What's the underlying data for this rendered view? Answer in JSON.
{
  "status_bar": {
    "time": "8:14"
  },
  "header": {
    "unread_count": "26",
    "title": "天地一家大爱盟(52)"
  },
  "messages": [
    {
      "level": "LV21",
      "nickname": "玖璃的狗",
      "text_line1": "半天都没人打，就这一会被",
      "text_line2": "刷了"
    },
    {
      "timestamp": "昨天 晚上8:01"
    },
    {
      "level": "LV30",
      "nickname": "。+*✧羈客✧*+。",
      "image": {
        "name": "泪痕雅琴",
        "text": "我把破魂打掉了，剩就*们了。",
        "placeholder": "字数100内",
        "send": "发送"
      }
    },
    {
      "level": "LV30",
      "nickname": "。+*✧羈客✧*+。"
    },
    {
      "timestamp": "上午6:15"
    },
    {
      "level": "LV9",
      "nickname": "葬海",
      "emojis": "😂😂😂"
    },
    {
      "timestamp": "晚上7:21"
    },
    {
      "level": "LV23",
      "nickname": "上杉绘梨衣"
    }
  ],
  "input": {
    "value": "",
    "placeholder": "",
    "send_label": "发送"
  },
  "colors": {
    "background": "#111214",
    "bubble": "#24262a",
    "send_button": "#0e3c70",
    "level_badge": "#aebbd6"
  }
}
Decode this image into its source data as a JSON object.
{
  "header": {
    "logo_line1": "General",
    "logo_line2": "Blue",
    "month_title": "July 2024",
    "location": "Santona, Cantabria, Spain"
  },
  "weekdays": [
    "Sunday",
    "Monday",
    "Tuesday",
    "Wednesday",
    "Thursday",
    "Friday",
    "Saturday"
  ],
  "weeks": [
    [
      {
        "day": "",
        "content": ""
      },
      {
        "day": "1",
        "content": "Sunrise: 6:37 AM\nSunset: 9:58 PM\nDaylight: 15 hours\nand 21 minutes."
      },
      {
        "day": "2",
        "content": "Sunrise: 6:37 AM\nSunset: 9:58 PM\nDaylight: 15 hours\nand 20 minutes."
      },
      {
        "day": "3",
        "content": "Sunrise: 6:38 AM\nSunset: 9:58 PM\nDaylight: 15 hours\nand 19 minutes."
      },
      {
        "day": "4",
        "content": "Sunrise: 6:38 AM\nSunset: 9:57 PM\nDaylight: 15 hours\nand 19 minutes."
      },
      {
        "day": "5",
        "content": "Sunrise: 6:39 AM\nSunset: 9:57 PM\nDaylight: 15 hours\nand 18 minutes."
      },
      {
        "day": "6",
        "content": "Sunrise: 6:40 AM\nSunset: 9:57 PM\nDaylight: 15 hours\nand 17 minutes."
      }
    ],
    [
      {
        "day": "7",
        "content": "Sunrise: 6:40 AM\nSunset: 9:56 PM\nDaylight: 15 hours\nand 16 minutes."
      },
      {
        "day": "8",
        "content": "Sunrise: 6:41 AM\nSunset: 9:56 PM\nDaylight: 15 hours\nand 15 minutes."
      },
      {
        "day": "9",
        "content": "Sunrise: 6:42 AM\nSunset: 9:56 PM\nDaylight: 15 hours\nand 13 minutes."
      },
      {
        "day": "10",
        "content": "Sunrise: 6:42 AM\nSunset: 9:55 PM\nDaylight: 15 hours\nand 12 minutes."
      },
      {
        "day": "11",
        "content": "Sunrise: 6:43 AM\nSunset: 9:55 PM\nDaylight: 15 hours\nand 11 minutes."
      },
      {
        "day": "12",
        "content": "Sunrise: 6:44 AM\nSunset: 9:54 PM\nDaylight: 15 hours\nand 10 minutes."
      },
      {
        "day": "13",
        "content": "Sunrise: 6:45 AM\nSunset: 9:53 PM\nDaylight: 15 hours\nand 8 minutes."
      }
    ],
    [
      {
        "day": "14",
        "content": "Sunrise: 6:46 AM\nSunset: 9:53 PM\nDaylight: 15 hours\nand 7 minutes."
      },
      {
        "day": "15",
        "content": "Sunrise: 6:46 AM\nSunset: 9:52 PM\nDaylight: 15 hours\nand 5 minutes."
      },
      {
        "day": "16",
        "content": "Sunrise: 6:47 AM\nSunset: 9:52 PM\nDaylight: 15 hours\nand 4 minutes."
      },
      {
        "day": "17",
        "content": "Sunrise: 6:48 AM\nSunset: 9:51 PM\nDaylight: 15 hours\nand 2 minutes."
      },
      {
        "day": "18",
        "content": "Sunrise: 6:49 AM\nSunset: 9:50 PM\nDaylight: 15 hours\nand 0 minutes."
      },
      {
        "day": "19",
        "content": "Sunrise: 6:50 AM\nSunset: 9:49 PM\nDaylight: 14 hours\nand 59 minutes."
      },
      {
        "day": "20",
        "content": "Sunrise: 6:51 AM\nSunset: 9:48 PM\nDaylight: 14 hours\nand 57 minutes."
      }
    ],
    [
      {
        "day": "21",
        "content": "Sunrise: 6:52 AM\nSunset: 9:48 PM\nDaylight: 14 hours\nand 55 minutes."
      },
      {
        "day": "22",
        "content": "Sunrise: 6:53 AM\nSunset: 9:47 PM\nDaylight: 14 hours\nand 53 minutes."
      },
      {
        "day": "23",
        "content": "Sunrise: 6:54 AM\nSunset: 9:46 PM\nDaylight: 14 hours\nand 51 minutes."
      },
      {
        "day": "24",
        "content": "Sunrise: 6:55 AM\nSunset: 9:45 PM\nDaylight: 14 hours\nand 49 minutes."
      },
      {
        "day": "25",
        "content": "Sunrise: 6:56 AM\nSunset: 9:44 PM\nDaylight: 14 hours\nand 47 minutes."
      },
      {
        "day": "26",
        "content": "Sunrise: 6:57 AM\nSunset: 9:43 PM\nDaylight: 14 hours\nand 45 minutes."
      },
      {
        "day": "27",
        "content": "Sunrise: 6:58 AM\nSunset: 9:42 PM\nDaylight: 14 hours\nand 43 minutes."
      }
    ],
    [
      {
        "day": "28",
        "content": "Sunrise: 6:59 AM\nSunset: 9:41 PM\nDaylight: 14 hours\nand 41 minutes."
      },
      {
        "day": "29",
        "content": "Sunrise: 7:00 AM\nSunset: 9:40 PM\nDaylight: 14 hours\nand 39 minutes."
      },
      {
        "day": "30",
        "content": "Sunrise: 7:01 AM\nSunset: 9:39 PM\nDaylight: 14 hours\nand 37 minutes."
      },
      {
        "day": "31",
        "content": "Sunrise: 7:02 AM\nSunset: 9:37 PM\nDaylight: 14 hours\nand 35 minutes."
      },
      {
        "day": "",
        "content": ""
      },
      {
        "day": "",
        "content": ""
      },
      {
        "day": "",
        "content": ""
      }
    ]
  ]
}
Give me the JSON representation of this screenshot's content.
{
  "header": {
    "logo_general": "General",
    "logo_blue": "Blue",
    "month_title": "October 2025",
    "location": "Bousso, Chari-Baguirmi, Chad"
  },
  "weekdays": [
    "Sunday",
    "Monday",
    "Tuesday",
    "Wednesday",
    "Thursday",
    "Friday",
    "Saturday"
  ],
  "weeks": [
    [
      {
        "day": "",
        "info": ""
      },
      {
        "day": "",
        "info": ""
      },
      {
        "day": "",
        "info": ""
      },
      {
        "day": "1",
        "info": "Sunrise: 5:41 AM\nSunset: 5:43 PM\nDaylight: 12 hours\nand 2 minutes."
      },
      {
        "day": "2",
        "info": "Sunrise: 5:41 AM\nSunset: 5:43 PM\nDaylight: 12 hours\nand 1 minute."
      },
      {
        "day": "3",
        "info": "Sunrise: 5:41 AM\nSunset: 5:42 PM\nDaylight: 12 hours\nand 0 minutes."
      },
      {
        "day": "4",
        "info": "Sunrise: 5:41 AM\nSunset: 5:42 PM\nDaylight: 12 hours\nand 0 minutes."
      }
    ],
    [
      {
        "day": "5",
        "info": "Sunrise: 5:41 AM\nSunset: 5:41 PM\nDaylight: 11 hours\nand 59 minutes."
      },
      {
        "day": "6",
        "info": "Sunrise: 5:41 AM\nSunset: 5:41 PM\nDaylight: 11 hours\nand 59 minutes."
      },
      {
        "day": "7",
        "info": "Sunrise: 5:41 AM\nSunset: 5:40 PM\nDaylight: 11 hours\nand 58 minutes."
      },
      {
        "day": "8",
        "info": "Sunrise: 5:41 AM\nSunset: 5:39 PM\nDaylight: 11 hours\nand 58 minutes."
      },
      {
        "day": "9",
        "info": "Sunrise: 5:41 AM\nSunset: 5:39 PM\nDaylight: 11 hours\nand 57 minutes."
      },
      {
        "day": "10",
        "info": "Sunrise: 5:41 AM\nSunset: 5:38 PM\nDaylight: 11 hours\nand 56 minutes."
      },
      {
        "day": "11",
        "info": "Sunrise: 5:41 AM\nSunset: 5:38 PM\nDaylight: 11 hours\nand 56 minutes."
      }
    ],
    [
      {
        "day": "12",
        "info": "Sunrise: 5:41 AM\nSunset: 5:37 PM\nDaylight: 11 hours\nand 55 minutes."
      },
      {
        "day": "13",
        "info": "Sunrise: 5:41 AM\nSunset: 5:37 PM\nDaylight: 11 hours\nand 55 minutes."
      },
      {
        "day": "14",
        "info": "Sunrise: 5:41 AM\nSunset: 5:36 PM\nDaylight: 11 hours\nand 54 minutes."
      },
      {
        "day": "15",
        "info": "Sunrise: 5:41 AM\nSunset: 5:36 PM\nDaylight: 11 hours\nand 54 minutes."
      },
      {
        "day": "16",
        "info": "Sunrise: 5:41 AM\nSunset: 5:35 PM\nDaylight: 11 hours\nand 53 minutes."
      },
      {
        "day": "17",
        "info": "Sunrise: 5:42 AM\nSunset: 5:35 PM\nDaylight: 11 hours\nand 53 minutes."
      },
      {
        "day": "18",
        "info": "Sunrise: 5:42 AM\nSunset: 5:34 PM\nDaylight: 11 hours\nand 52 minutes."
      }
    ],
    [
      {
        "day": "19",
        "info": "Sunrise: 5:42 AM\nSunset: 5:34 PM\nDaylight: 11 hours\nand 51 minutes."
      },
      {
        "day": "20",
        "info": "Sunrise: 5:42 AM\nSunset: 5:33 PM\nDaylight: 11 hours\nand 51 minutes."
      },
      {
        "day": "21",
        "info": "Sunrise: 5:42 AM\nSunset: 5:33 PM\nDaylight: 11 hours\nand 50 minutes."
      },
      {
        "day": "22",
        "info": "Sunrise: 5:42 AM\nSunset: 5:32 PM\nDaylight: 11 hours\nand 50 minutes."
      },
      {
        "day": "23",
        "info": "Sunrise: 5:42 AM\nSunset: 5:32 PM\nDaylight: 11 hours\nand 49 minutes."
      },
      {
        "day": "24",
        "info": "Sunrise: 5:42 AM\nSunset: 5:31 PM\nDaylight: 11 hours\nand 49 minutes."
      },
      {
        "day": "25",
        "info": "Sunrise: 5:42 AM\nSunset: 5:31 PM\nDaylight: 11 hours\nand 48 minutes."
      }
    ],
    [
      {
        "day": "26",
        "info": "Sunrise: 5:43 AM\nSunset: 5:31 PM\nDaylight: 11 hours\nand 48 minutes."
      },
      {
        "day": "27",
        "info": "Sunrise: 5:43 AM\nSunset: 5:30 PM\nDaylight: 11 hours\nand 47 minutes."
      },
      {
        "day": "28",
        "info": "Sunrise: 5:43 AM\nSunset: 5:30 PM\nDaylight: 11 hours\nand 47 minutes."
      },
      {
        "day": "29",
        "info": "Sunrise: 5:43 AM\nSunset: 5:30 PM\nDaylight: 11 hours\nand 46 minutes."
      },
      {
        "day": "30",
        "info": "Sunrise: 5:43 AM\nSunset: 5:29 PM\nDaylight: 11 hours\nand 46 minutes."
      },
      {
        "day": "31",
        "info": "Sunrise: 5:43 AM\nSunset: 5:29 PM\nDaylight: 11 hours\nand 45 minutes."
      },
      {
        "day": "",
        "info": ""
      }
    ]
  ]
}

What is being asked :: Scan the data above and copy every line with "this" in it.

Written reply ::
What's the underlying data for this rendered view? Answer in JSON.
Decode this image into its source data as a JSON object.
Give me the JSON representation of this screenshot's content.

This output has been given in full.